[Given exercise] Among the lines below, list those containing the string "Reception".
>> start Extracted material
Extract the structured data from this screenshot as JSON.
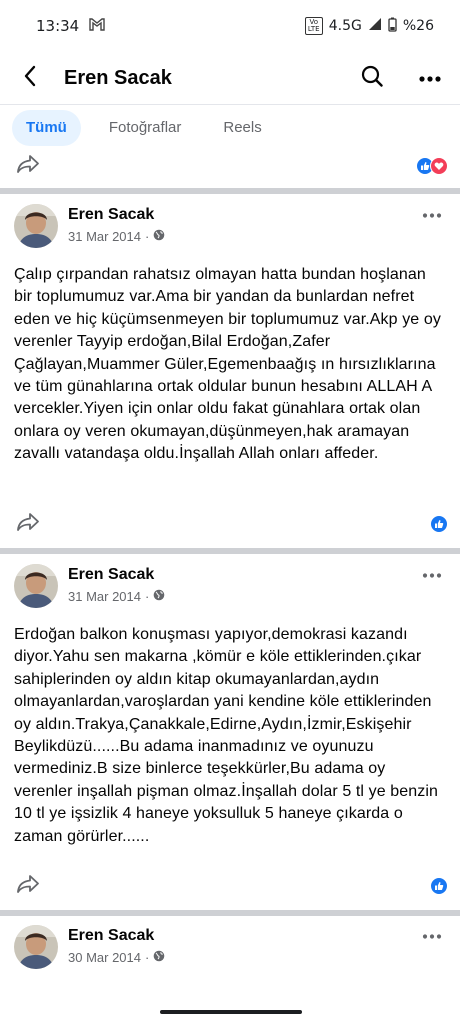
{
  "status_bar": {
    "time": "13:34",
    "network": "4.5G",
    "battery": "%26",
    "volte_top": "Vo",
    "volte_bottom": "LTE"
  },
  "header": {
    "title": "Eren Sacak"
  },
  "tabs": [
    {
      "label": "Tümü",
      "active": true
    },
    {
      "label": "Fotoğraflar",
      "active": false
    },
    {
      "label": "Reels",
      "active": false
    }
  ],
  "posts": [
    {
      "author": "Eren Sacak",
      "date": "31 Mar 2014",
      "separator": "·",
      "text": "Çalıp çırpandan rahatsız olmayan hatta bundan hoşlanan bir toplumumuz var.Ama bir yandan da bunlardan nefret eden ve hiç küçümsenmeyen bir toplumumuz var.Akp ye oy verenler Tayyip erdoğan,Bilal Erdoğan,Zafer Çağlayan,Muammer Güler,Egemenbaağış ın hırsızlıklarına ve tüm günahlarına ortak oldular bunun hesabını ALLAH A vercekler.Yiyen için onlar oldu fakat günahlara ortak olan onlara oy veren okumayan,düşünmeyen,hak aramayan zavallı vatandaşa oldu.İnşallah Allah onları affeder."
    },
    {
      "author": "Eren Sacak",
      "date": "31 Mar 2014",
      "separator": "·",
      "text": "Erdoğan balkon konuşması yapıyor,demokrasi kazandı diyor.Yahu sen makarna ,kömür e köle ettiklerinden.çıkar sahiplerinden oy aldın kitap okumayanlardan,aydın olmayanlardan,varoşlardan yani kendine köle ettiklerinden oy aldın.Trakya,Çanakkale,Edirne,Aydın,İzmir,Eskişehir Beylikdüzü......Bu adama inanmadınız ve oyunuzu vermediniz.B size binlerce teşekkürler,Bu adama oy verenler inşallah pişman olmaz.İnşallah dolar 5 tl ye benzin 10 tl ye işsizlik 4 haneye yoksulluk 5 haneye çıkarda o zaman görürler......"
    },
    {
      "author": "Eren Sacak",
      "date": "30 Mar 2014",
      "separator": "·"
    }
  ],
  "colors": {
    "accent": "#1877f2",
    "love": "#f33e58",
    "divider": "#ced0d4",
    "secondary_text": "#65676b"
  },
  "icons": {
    "back": "arrow-left-icon",
    "search": "search-icon",
    "more": "more-horizontal-icon",
    "share": "share-icon",
    "like": "like-reaction-icon",
    "love": "love-reaction-icon",
    "privacy": "globe-icon"
  }
}
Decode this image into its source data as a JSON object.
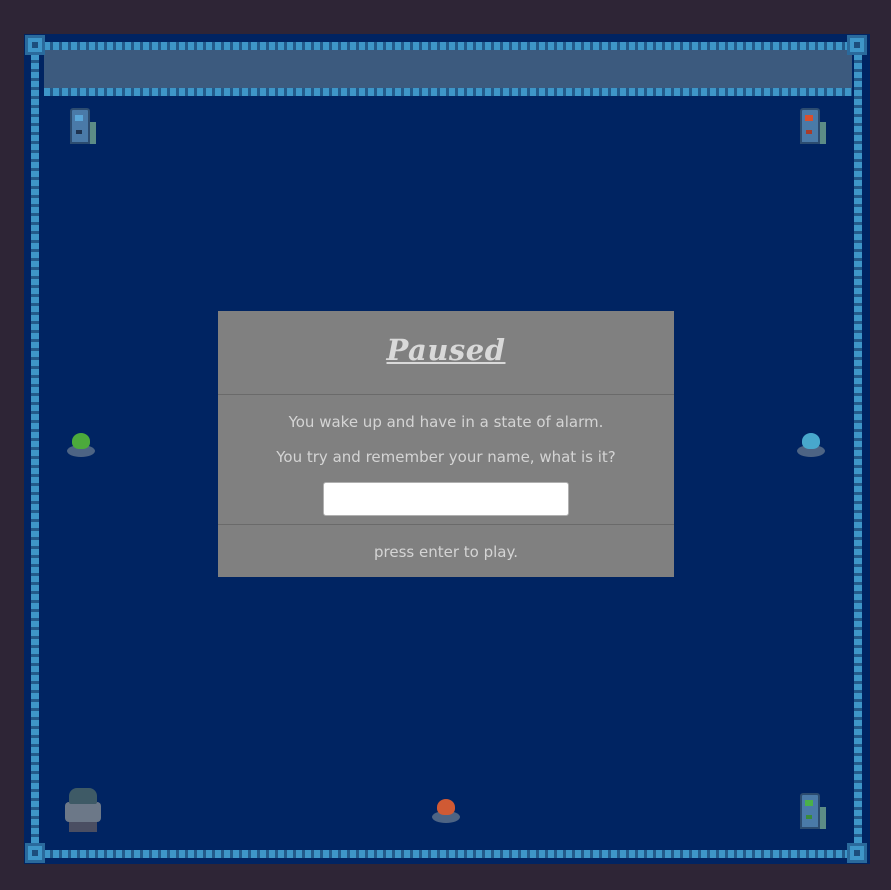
{
  "dialog": {
    "title": "Paused",
    "message_line_1": "You wake up and have in a state of alarm.",
    "message_line_2": "You try and remember your name, what is it?",
    "name_input_value": "",
    "footer": "press enter to play."
  },
  "colors": {
    "room_floor": "#002462",
    "wall_pipe": "#3e96c8",
    "dialog_background": "#808080",
    "outer_background": "#2e2536"
  },
  "sprites": [
    {
      "name": "locker-terminal",
      "light": "blue"
    },
    {
      "name": "locker-terminal",
      "light": "red"
    },
    {
      "name": "orb-green"
    },
    {
      "name": "orb-cyan"
    },
    {
      "name": "robot-player"
    },
    {
      "name": "orb-red"
    },
    {
      "name": "locker-terminal",
      "light": "green"
    }
  ]
}
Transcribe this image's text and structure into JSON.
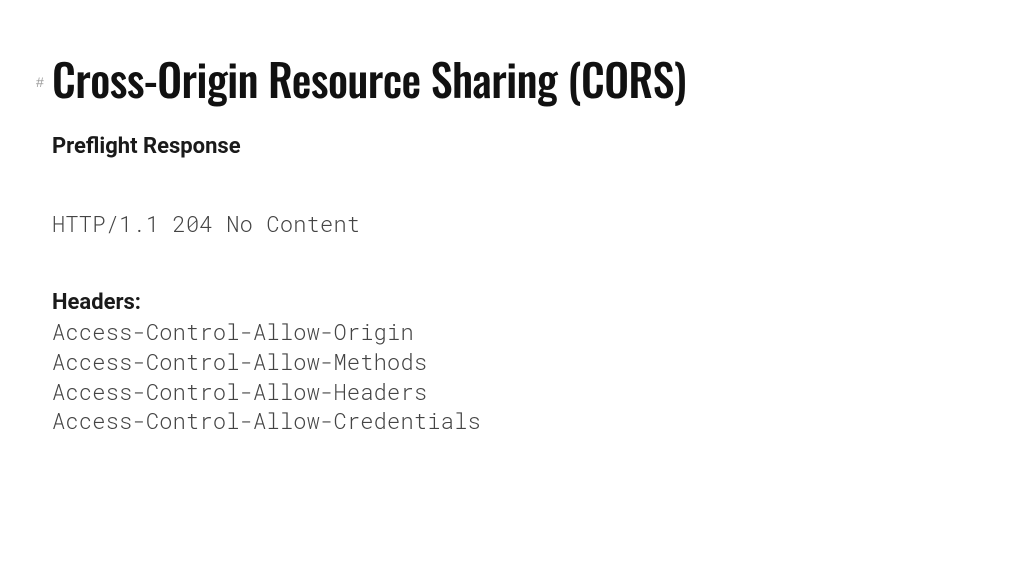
{
  "hash": "#",
  "title": "Cross-Origin Resource Sharing (CORS)",
  "subtitle": "Preflight Response",
  "status_line": "HTTP/1.1 204 No Content",
  "headers_label": "Headers:",
  "headers": [
    "Access-Control-Allow-Origin",
    "Access-Control-Allow-Methods",
    "Access-Control-Allow-Headers",
    "Access-Control-Allow-Credentials"
  ]
}
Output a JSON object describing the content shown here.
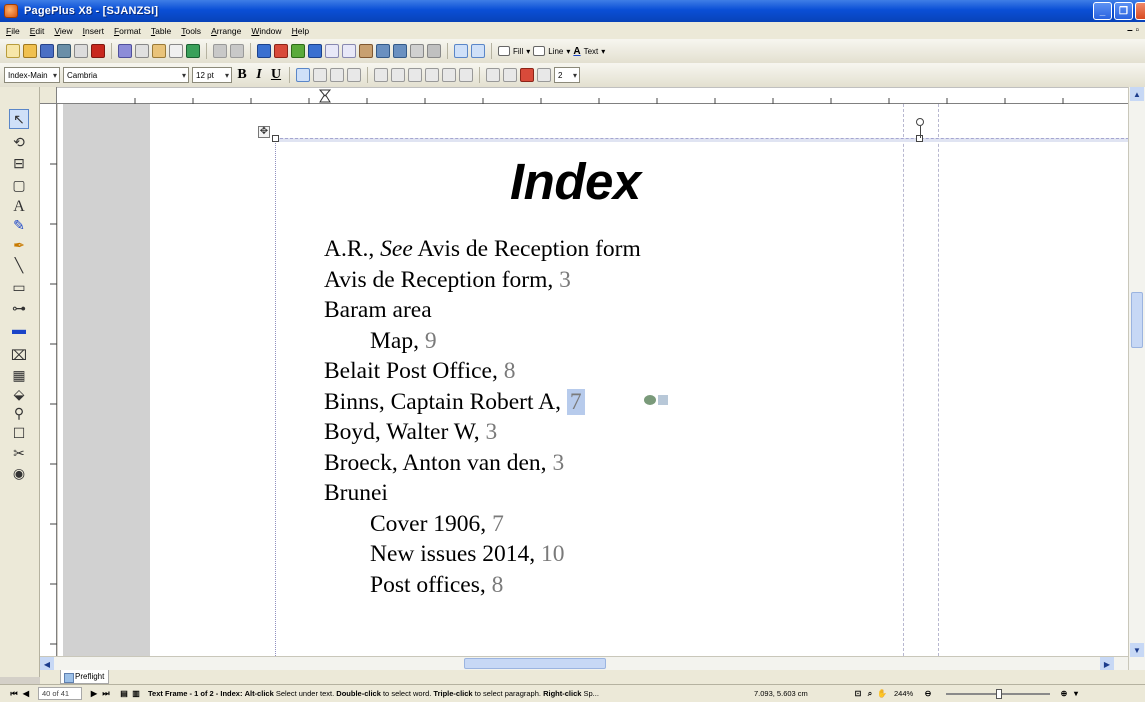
{
  "window": {
    "title": "PagePlus X8 - [SJANZSI]"
  },
  "menu": [
    "File",
    "Edit",
    "View",
    "Insert",
    "Format",
    "Table",
    "Tools",
    "Arrange",
    "Window",
    "Help"
  ],
  "toolbar": {
    "fill_label": "Fill",
    "line_label": "Line",
    "text_label": "Text",
    "text_style": "Index-Main",
    "font_name": "Cambria",
    "font_size": "12 pt",
    "bold": "B",
    "italic": "I",
    "underline": "U",
    "columns_value": "2"
  },
  "document": {
    "heading": "Index",
    "entries": [
      {
        "text": "A.R., ",
        "see": "See",
        "after": " Avis de Reception form",
        "page": "",
        "indent": false
      },
      {
        "text": "Avis de Reception form, ",
        "page": "3",
        "indent": false
      },
      {
        "text": "Baram area",
        "page": "",
        "indent": false
      },
      {
        "text": "Map, ",
        "page": "9",
        "indent": true
      },
      {
        "text": "Belait Post Office, ",
        "page": "8",
        "indent": false
      },
      {
        "text": "Binns, Captain Robert A, ",
        "page": "7",
        "indent": false,
        "selected": true
      },
      {
        "text": "Boyd, Walter W, ",
        "page": "3",
        "indent": false
      },
      {
        "text": "Broeck, Anton van den, ",
        "page": "3",
        "indent": false
      },
      {
        "text": "Brunei",
        "page": "",
        "indent": false
      },
      {
        "text": "Cover 1906, ",
        "page": "7",
        "indent": true
      },
      {
        "text": "New issues 2014, ",
        "page": "10",
        "indent": true
      },
      {
        "text": "Post offices, ",
        "page": "8",
        "indent": true
      }
    ]
  },
  "preflight": {
    "label": "Preflight"
  },
  "status": {
    "page_indicator": "40 of 41",
    "frame_info": "Text Frame - 1 of 2 - Index:",
    "hint_1_key": "Alt-click",
    "hint_1": " Select under text. ",
    "hint_2_key": "Double-click",
    "hint_2": " to select word. ",
    "hint_3_key": "Triple-click",
    "hint_3": " to select paragraph. ",
    "hint_4_key": "Right-click",
    "hint_4": " Sp...",
    "coordinates": "7.093, 5.603 cm",
    "zoom": "244%"
  },
  "colors": {
    "titlebar": "#0a4fd6",
    "chrome": "#ece9d8",
    "selection": "#b7cbec",
    "page_number": "#7a7a7a"
  }
}
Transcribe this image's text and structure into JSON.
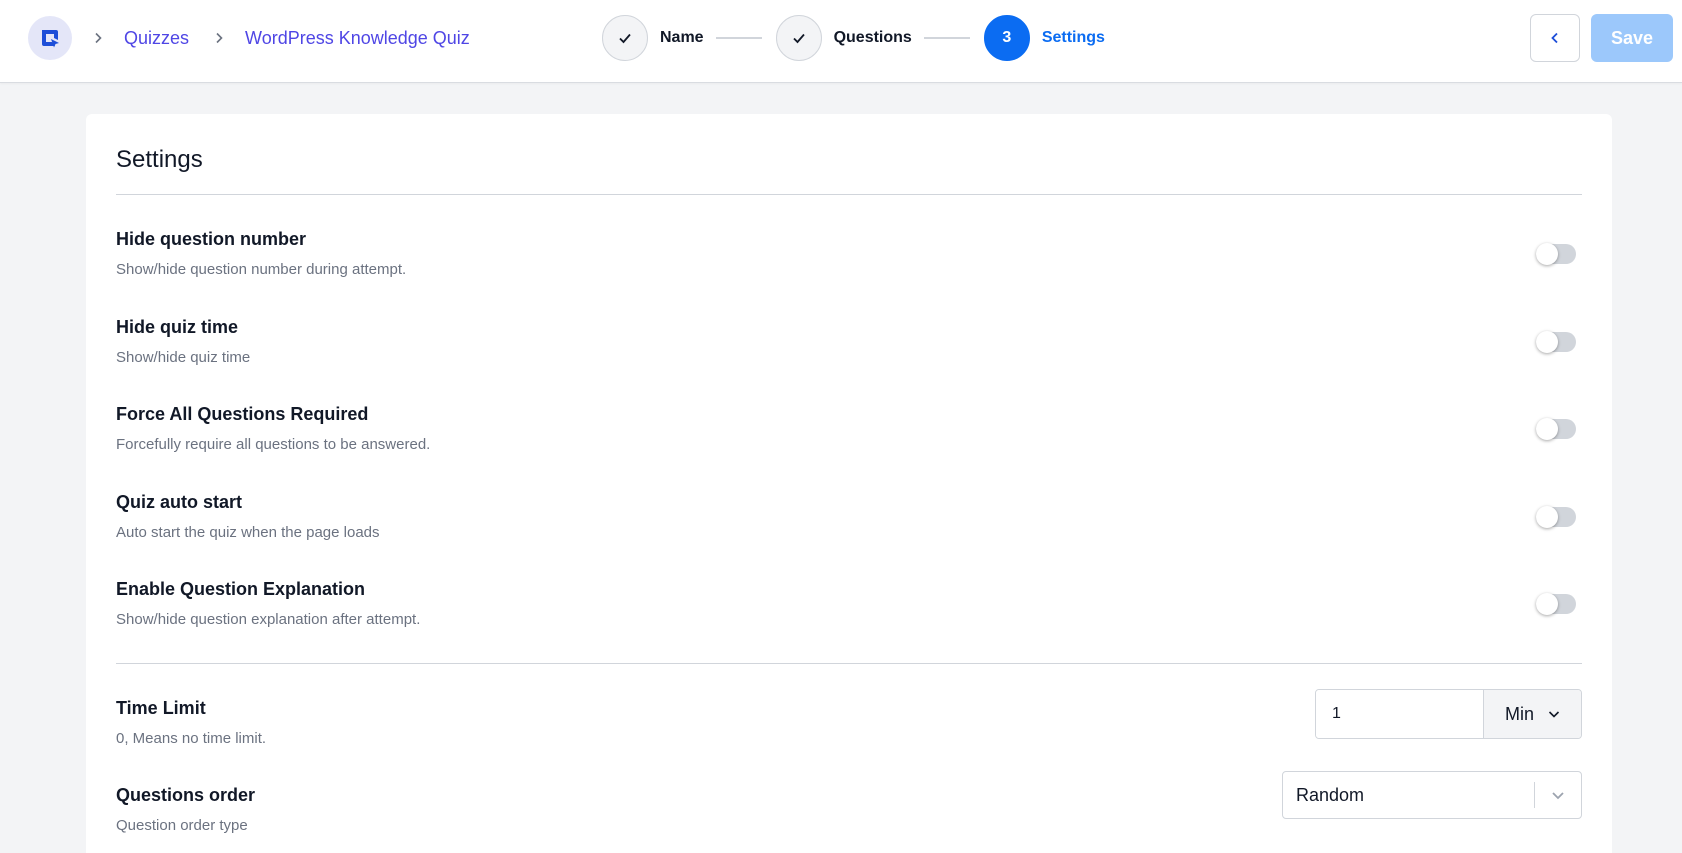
{
  "header": {
    "breadcrumb": [
      "Quizzes",
      "WordPress Knowledge Quiz"
    ],
    "steps": [
      {
        "label": "Name",
        "state": "done"
      },
      {
        "label": "Questions",
        "state": "done"
      },
      {
        "label": "Settings",
        "state": "active",
        "number": "3"
      }
    ],
    "save_label": "Save"
  },
  "settings": {
    "title": "Settings",
    "toggles": [
      {
        "title": "Hide question number",
        "description": "Show/hide question number during attempt.",
        "enabled": false
      },
      {
        "title": "Hide quiz time",
        "description": "Show/hide quiz time",
        "enabled": false
      },
      {
        "title": "Force All Questions Required",
        "description": "Forcefully require all questions to be answered.",
        "enabled": false
      },
      {
        "title": "Quiz auto start",
        "description": "Auto start the quiz when the page loads",
        "enabled": false
      },
      {
        "title": "Enable Question Explanation",
        "description": "Show/hide question explanation after attempt.",
        "enabled": false
      }
    ],
    "time_limit": {
      "title": "Time Limit",
      "description": "0, Means no time limit.",
      "value": "1",
      "unit": "Min"
    },
    "questions_order": {
      "title": "Questions order",
      "description": "Question order type",
      "value": "Random"
    }
  },
  "colors": {
    "accent": "#0b6cf2",
    "link": "#4f46e5",
    "save_disabled": "#9cc8fb",
    "toggle_off": "#d1d5db"
  }
}
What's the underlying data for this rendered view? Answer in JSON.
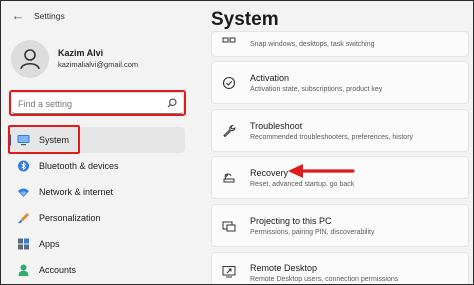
{
  "window": {
    "title": "Settings"
  },
  "profile": {
    "name": "Kazim Alvi",
    "email": "kazimalialvi@gmail.com"
  },
  "search": {
    "placeholder": "Find a setting"
  },
  "nav": {
    "items": [
      {
        "label": "System",
        "icon": "monitor-icon"
      },
      {
        "label": "Bluetooth & devices",
        "icon": "bluetooth-icon"
      },
      {
        "label": "Network & internet",
        "icon": "wifi-icon"
      },
      {
        "label": "Personalization",
        "icon": "brush-icon"
      },
      {
        "label": "Apps",
        "icon": "apps-grid-icon"
      },
      {
        "label": "Accounts",
        "icon": "person-icon"
      }
    ]
  },
  "main": {
    "title": "System",
    "cards": [
      {
        "title": "",
        "desc": "Snap windows, desktops, task switching",
        "icon": "multitasking-icon"
      },
      {
        "title": "Activation",
        "desc": "Activation state, subscriptions, product key",
        "icon": "check-circle-icon"
      },
      {
        "title": "Troubleshoot",
        "desc": "Recommended troubleshooters, preferences, history",
        "icon": "wrench-icon"
      },
      {
        "title": "Recovery",
        "desc": "Reset, advanced startup, go back",
        "icon": "recovery-icon"
      },
      {
        "title": "Projecting to this PC",
        "desc": "Permissions, pairing PIN, discoverability",
        "icon": "projector-icon"
      },
      {
        "title": "Remote Desktop",
        "desc": "Remote Desktop users, connection permissions",
        "icon": "remote-desktop-icon"
      }
    ]
  },
  "colors": {
    "accent": "#0067c0",
    "highlight": "#e01b1b"
  }
}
>> end Extracted material
[Exercise response]
        "after": " Avis de Reception form",
        "text": "Avis de Reception form, ",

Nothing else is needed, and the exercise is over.